Exercise material

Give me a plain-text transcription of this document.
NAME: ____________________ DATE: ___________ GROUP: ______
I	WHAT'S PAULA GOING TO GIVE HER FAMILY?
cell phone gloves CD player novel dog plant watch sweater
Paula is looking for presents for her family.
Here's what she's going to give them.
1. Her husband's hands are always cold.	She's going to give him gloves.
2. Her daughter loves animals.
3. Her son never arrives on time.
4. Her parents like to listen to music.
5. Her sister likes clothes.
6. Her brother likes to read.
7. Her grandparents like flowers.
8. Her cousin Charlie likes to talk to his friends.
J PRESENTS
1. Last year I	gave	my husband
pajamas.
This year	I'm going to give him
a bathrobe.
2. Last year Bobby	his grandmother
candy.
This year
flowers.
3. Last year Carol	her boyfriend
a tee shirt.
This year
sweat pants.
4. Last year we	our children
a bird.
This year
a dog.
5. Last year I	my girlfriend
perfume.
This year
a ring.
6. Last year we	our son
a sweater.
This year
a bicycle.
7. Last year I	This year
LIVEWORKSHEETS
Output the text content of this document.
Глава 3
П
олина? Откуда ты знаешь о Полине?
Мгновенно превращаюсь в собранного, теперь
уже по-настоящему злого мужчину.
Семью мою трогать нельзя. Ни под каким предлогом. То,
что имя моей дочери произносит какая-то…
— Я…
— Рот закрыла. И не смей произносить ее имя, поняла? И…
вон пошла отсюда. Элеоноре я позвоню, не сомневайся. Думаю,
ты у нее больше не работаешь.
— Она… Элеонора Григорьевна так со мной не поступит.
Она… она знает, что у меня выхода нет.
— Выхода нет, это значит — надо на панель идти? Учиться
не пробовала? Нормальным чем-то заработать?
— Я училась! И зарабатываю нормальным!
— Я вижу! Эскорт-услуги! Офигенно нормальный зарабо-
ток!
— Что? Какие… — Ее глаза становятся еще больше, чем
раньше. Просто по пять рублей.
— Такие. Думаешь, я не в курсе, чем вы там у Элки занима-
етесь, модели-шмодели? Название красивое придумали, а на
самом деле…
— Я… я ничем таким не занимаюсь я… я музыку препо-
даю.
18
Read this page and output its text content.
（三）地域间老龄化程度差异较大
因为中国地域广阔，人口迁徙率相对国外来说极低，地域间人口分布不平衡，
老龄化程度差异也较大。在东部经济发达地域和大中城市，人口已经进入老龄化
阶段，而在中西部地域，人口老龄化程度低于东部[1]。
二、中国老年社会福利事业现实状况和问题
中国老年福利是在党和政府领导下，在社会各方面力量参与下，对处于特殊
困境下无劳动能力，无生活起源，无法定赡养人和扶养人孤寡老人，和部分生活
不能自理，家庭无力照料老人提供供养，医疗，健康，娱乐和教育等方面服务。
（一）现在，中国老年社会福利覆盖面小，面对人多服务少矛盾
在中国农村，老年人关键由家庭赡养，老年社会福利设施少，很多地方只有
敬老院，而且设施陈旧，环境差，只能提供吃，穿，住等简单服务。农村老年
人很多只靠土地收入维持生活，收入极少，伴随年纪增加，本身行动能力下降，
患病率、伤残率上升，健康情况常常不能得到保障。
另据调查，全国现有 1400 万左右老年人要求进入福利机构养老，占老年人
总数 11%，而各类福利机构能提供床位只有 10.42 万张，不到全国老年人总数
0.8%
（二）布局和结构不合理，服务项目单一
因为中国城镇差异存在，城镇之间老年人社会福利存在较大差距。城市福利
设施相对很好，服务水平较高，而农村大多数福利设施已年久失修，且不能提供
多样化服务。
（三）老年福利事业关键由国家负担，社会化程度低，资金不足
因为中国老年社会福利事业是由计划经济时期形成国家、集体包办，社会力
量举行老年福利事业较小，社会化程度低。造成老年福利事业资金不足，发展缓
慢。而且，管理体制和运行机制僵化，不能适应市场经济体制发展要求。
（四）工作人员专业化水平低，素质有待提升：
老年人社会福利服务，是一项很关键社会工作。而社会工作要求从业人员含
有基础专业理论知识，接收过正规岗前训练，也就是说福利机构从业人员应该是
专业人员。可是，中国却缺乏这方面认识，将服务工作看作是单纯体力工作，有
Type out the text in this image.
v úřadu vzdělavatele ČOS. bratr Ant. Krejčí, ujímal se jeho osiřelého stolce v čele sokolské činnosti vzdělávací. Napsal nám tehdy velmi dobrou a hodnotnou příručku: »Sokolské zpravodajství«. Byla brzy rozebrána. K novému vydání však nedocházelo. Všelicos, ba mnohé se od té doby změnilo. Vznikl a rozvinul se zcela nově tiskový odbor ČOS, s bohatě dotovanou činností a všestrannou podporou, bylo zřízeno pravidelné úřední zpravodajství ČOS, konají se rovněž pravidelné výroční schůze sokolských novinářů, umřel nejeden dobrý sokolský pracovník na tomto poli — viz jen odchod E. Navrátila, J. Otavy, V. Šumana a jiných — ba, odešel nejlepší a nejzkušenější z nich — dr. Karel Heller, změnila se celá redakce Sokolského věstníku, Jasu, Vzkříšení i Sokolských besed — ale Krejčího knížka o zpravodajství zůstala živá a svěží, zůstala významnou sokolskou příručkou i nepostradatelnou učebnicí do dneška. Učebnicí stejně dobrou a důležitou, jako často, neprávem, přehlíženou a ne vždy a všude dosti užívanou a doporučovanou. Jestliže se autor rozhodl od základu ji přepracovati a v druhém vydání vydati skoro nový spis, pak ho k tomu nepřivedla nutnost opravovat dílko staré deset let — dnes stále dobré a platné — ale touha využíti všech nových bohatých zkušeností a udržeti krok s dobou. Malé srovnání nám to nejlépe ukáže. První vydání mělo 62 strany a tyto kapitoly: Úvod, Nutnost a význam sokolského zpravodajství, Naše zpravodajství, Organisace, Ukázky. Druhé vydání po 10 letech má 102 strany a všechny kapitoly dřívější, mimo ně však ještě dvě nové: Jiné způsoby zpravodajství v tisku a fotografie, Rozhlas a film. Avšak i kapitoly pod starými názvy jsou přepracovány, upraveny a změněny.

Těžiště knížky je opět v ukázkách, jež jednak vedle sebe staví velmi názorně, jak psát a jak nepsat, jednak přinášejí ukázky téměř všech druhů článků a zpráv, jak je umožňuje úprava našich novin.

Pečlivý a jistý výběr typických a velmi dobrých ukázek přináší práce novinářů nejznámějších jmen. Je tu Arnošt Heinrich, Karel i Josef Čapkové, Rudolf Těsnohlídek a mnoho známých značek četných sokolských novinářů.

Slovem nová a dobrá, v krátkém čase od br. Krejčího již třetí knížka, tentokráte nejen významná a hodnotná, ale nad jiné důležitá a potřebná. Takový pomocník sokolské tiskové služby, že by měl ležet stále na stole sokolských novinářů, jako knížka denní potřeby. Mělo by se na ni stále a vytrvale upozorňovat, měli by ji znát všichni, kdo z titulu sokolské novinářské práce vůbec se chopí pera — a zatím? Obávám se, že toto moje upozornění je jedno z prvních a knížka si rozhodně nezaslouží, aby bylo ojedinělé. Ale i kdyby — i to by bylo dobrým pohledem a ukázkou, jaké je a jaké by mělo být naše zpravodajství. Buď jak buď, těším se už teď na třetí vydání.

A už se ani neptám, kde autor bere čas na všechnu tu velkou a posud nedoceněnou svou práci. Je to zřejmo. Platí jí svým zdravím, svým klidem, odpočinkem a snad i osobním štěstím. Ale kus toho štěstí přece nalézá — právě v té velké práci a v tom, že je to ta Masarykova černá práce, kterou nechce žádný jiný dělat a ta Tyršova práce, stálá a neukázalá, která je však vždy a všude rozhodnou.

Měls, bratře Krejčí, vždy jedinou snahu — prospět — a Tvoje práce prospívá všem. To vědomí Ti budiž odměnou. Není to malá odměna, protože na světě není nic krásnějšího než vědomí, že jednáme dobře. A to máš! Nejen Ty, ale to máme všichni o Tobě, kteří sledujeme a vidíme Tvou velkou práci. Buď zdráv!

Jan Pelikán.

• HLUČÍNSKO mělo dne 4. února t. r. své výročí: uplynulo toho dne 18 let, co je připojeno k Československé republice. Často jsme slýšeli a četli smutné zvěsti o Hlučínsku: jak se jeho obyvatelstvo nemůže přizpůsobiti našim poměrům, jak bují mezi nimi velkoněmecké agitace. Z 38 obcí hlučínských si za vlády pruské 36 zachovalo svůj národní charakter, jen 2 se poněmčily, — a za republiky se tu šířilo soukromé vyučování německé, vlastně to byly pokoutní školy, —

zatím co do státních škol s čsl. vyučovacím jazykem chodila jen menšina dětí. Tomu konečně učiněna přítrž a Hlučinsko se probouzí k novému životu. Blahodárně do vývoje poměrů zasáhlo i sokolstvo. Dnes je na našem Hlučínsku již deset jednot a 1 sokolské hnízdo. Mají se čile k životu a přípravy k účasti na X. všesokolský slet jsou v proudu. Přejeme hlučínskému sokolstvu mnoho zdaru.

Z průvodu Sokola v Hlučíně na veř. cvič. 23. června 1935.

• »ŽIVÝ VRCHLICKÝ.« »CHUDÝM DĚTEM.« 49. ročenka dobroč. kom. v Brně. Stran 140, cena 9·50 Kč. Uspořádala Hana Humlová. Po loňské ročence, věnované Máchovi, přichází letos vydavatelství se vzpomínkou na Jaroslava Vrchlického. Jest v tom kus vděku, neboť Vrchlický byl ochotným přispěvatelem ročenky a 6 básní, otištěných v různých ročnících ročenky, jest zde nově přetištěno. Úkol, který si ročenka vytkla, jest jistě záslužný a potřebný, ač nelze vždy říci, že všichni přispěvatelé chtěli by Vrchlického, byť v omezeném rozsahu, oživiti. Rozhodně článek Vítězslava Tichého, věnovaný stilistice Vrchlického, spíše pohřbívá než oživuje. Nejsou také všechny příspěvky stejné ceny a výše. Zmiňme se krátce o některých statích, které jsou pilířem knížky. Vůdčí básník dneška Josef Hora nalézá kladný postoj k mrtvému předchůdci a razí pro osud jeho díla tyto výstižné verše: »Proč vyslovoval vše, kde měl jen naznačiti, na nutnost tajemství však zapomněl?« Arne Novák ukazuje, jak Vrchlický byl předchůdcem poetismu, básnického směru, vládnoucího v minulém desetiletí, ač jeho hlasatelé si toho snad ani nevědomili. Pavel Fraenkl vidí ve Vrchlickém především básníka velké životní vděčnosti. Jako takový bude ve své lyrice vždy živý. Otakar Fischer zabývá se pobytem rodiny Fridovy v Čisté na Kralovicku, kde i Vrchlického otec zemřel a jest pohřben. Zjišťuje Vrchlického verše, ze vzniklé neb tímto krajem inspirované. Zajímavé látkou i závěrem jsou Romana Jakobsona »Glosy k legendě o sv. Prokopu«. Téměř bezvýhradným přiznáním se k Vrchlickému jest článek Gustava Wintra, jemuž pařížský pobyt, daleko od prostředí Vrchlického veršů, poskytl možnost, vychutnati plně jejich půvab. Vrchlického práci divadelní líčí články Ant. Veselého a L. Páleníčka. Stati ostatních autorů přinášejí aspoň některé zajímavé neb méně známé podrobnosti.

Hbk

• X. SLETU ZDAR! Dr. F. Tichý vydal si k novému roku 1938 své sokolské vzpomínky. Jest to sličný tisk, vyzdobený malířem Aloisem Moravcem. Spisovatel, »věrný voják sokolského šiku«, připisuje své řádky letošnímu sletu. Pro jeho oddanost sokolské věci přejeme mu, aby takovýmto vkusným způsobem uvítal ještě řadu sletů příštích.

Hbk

Direction
Search the data for "práce". Copy every matching line.

Solution
Pečlivý a jistý výběr typických a velmi dobrých ukázek přináší práce novinářů nejznámějších jmen. Je tu Arnošt Heinrich, Karel i Josef Čapkové, Rudolf Těsnohlídek a mnoho známých značek četných sokolských novinářů.
Slovem nová a dobrá, v krátkém čase od br. Krejčího již třetí knížka, tentokráte nejen významná a hodnotná, ale nad jiné důležitá a potřebná. Takový pomocník sokolské tiskové služby, že by měl ležet stále na stole sokolských novinářů, jako knížka denní potřeby. Mělo by se na ni stále a vytrvale upozorňovat, měli by ji znát všichni, kdo z titulu sokolské novinářské práce vůbec se chopí pera — a zatím? Obávám se, že toto moje upozornění je jedno z prvních a knížka si rozhodně nezaslouží, aby bylo ojedinělé. Ale i kdyby — i to by bylo dobrým pohledem a ukázkou, jaké je a jaké by mělo být naše zpravodajství. Buď jak buď, těším se už teď na třetí vydání.
A už se ani neptám, kde autor bere čas na všechnu tu velkou a posud nedoceněnou svou práci. Je to zřejmo. Platí jí svým zdravím, svým klidem, odpočinkem a snad i osobním štěstím. Ale kus toho štěstí přece nalézá — právě v té velké práci a v tom, že je to ta Masarykova černá práce, kterou nechce žádný jiný dělat a ta Tyršova práce, stálá a neukázalá, která je však vždy a všude rozhodnou.
Měls, bratře Krejčí, vždy jedinou snahu — prospět — a Tvoje práce prospívá všem. To vědomí Ti budiž odměnou. Není to malá odměna, protože na světě není nic krásnějšího než vědomí, že jednáme dobře. A to máš! Nejen Ty, ale to máme všichni o Tobě, kteří sledujeme a vidíme Tvou velkou práci. Buď zdráv!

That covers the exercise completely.